__Task brief__: Repeat the records verbatim and leave the pictures out of your copy.

** START Dataset excerpts **

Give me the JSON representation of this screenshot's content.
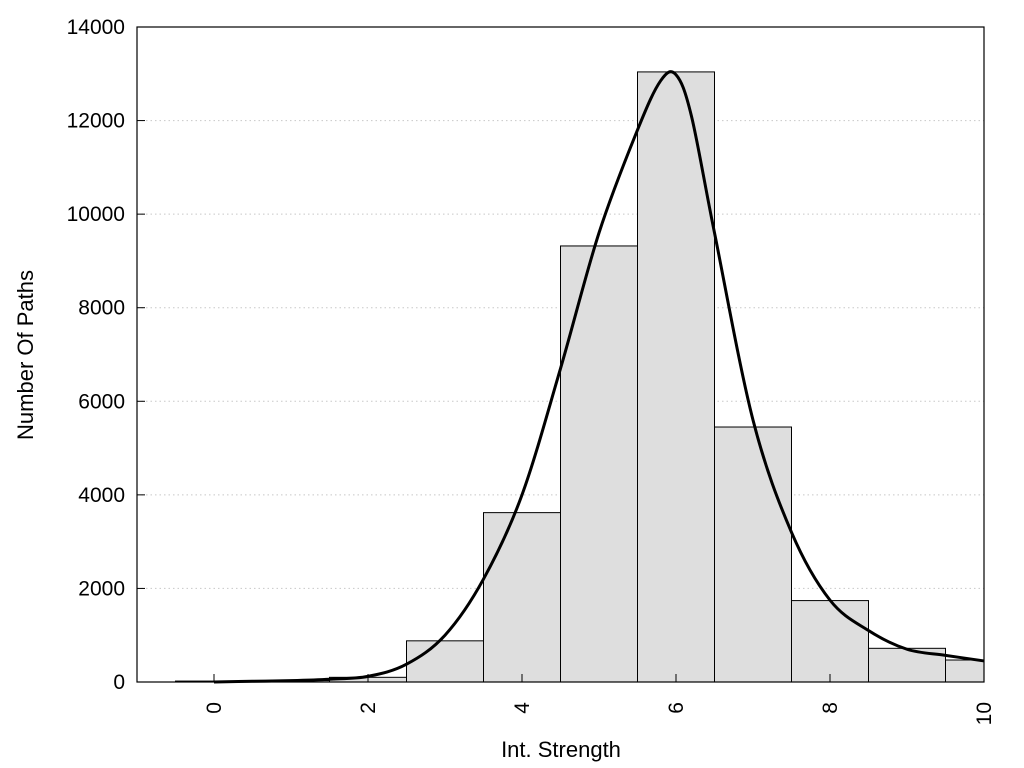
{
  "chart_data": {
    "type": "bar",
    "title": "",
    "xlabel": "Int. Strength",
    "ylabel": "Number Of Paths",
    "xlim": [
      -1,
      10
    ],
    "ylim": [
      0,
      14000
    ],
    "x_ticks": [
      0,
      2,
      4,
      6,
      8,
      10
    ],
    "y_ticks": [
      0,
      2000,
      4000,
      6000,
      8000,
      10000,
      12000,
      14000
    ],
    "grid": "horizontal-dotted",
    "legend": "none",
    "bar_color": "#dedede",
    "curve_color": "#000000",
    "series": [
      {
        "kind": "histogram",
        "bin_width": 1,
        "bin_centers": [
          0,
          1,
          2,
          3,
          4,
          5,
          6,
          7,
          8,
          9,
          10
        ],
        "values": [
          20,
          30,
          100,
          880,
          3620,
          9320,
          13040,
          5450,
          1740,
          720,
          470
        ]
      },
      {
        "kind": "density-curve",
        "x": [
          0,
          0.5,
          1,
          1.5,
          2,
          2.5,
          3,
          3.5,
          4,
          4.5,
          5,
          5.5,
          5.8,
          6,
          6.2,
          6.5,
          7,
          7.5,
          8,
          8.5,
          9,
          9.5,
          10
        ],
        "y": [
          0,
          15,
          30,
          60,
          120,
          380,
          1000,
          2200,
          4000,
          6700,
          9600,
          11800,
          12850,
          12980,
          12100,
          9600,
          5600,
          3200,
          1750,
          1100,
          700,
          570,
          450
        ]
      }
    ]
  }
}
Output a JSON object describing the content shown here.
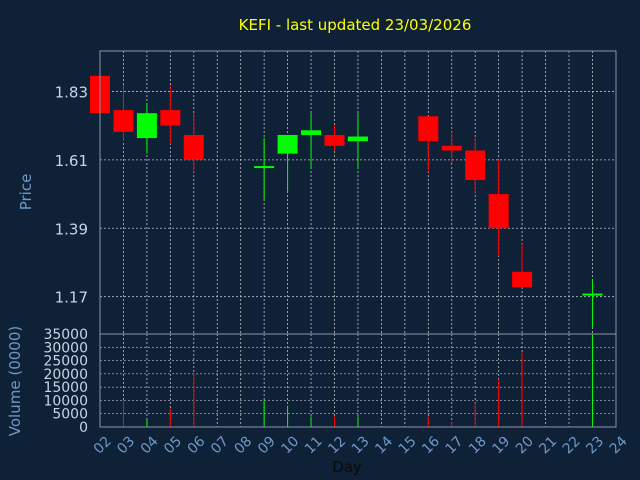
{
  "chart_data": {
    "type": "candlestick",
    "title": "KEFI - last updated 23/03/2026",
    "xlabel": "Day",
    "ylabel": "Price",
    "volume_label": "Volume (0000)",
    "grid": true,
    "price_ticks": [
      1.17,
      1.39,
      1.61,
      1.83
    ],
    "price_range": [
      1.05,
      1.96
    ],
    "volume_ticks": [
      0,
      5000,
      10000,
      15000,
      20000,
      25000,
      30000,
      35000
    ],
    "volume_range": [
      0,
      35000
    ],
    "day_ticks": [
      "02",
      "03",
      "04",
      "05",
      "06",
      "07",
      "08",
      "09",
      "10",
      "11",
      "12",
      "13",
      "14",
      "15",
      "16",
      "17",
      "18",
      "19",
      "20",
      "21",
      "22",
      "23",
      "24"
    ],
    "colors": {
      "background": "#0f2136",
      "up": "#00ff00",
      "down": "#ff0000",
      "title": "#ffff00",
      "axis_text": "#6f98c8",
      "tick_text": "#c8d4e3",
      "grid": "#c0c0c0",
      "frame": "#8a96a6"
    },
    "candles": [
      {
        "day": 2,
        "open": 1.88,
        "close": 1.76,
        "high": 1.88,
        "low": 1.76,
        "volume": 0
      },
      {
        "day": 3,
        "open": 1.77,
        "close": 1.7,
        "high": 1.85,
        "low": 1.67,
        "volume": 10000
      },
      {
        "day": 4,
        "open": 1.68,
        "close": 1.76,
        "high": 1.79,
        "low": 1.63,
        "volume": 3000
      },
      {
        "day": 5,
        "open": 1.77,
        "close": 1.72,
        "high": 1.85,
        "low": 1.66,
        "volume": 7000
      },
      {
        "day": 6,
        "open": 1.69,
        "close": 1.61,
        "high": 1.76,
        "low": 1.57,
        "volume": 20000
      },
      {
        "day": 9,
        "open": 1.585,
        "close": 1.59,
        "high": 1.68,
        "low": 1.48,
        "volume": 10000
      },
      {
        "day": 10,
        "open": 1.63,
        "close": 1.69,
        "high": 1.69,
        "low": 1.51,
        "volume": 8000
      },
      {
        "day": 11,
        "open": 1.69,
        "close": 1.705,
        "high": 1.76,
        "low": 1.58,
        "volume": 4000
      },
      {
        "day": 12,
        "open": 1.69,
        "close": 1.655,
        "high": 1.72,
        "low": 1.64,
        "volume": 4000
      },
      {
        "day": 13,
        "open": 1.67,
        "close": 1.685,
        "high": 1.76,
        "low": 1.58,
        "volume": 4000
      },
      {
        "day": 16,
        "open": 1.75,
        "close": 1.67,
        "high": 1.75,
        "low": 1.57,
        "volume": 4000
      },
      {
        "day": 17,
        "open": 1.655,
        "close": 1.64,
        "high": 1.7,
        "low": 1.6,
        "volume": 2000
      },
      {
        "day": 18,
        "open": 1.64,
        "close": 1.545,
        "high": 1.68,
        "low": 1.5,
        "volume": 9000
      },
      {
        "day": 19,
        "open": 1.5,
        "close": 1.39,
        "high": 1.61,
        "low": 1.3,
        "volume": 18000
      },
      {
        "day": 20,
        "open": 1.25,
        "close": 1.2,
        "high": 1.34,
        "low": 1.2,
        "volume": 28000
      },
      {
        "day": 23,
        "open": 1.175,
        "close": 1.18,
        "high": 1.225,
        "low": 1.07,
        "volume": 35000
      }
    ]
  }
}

** END Dataset excerpts **

__Output__:
Give me the JSON representation of this screenshot's content.
{
  "chart_data": {
    "type": "bar",
    "title": "",
    "xlabel": "Int. Strength",
    "ylabel": "Number Of Paths",
    "xlim": [
      -1,
      10
    ],
    "ylim": [
      0,
      14000
    ],
    "x_ticks": [
      0,
      2,
      4,
      6,
      8,
      10
    ],
    "y_ticks": [
      0,
      2000,
      4000,
      6000,
      8000,
      10000,
      12000,
      14000
    ],
    "grid": "horizontal-dotted",
    "legend": "none",
    "bar_color": "#dedede",
    "curve_color": "#000000",
    "series": [
      {
        "kind": "histogram",
        "bin_width": 1,
        "bin_centers": [
          0,
          1,
          2,
          3,
          4,
          5,
          6,
          7,
          8,
          9,
          10
        ],
        "values": [
          20,
          30,
          100,
          880,
          3620,
          9320,
          13040,
          5450,
          1740,
          720,
          470
        ]
      },
      {
        "kind": "density-curve",
        "x": [
          0,
          0.5,
          1,
          1.5,
          2,
          2.5,
          3,
          3.5,
          4,
          4.5,
          5,
          5.5,
          5.8,
          6,
          6.2,
          6.5,
          7,
          7.5,
          8,
          8.5,
          9,
          9.5,
          10
        ],
        "y": [
          0,
          15,
          30,
          60,
          120,
          380,
          1000,
          2200,
          4000,
          6700,
          9600,
          11800,
          12850,
          12980,
          12100,
          9600,
          5600,
          3200,
          1750,
          1100,
          700,
          570,
          450
        ]
      }
    ]
  }
}
Output a JSON object describing the content shown here.
{
  "chart_data": {
    "type": "candlestick",
    "title": "KEFI - last updated 23/03/2026",
    "xlabel": "Day",
    "ylabel": "Price",
    "volume_label": "Volume (0000)",
    "grid": true,
    "price_ticks": [
      1.17,
      1.39,
      1.61,
      1.83
    ],
    "price_range": [
      1.05,
      1.96
    ],
    "volume_ticks": [
      0,
      5000,
      10000,
      15000,
      20000,
      25000,
      30000,
      35000
    ],
    "volume_range": [
      0,
      35000
    ],
    "day_ticks": [
      "02",
      "03",
      "04",
      "05",
      "06",
      "07",
      "08",
      "09",
      "10",
      "11",
      "12",
      "13",
      "14",
      "15",
      "16",
      "17",
      "18",
      "19",
      "20",
      "21",
      "22",
      "23",
      "24"
    ],
    "colors": {
      "background": "#0f2136",
      "up": "#00ff00",
      "down": "#ff0000",
      "title": "#ffff00",
      "axis_text": "#6f98c8",
      "tick_text": "#c8d4e3",
      "grid": "#c0c0c0",
      "frame": "#8a96a6"
    },
    "candles": [
      {
        "day": 2,
        "open": 1.88,
        "close": 1.76,
        "high": 1.88,
        "low": 1.76,
        "volume": 0
      },
      {
        "day": 3,
        "open": 1.77,
        "close": 1.7,
        "high": 1.85,
        "low": 1.67,
        "volume": 10000
      },
      {
        "day": 4,
        "open": 1.68,
        "close": 1.76,
        "high": 1.79,
        "low": 1.63,
        "volume": 3000
      },
      {
        "day": 5,
        "open": 1.77,
        "close": 1.72,
        "high": 1.85,
        "low": 1.66,
        "volume": 7000
      },
      {
        "day": 6,
        "open": 1.69,
        "close": 1.61,
        "high": 1.76,
        "low": 1.57,
        "volume": 20000
      },
      {
        "day": 9,
        "open": 1.585,
        "close": 1.59,
        "high": 1.68,
        "low": 1.48,
        "volume": 10000
      },
      {
        "day": 10,
        "open": 1.63,
        "close": 1.69,
        "high": 1.69,
        "low": 1.51,
        "volume": 8000
      },
      {
        "day": 11,
        "open": 1.69,
        "close": 1.705,
        "high": 1.76,
        "low": 1.58,
        "volume": 4000
      },
      {
        "day": 12,
        "open": 1.69,
        "close": 1.655,
        "high": 1.72,
        "low": 1.64,
        "volume": 4000
      },
      {
        "day": 13,
        "open": 1.67,
        "close": 1.685,
        "high": 1.76,
        "low": 1.58,
        "volume": 4000
      },
      {
        "day": 16,
        "open": 1.75,
        "close": 1.67,
        "high": 1.75,
        "low": 1.57,
        "volume": 4000
      },
      {
        "day": 17,
        "open": 1.655,
        "close": 1.64,
        "high": 1.7,
        "low": 1.6,
        "volume": 2000
      },
      {
        "day": 18,
        "open": 1.64,
        "close": 1.545,
        "high": 1.68,
        "low": 1.5,
        "volume": 9000
      },
      {
        "day": 19,
        "open": 1.5,
        "close": 1.39,
        "high": 1.61,
        "low": 1.3,
        "volume": 18000
      },
      {
        "day": 20,
        "open": 1.25,
        "close": 1.2,
        "high": 1.34,
        "low": 1.2,
        "volume": 28000
      },
      {
        "day": 23,
        "open": 1.175,
        "close": 1.18,
        "high": 1.225,
        "low": 1.07,
        "volume": 35000
      }
    ]
  }
}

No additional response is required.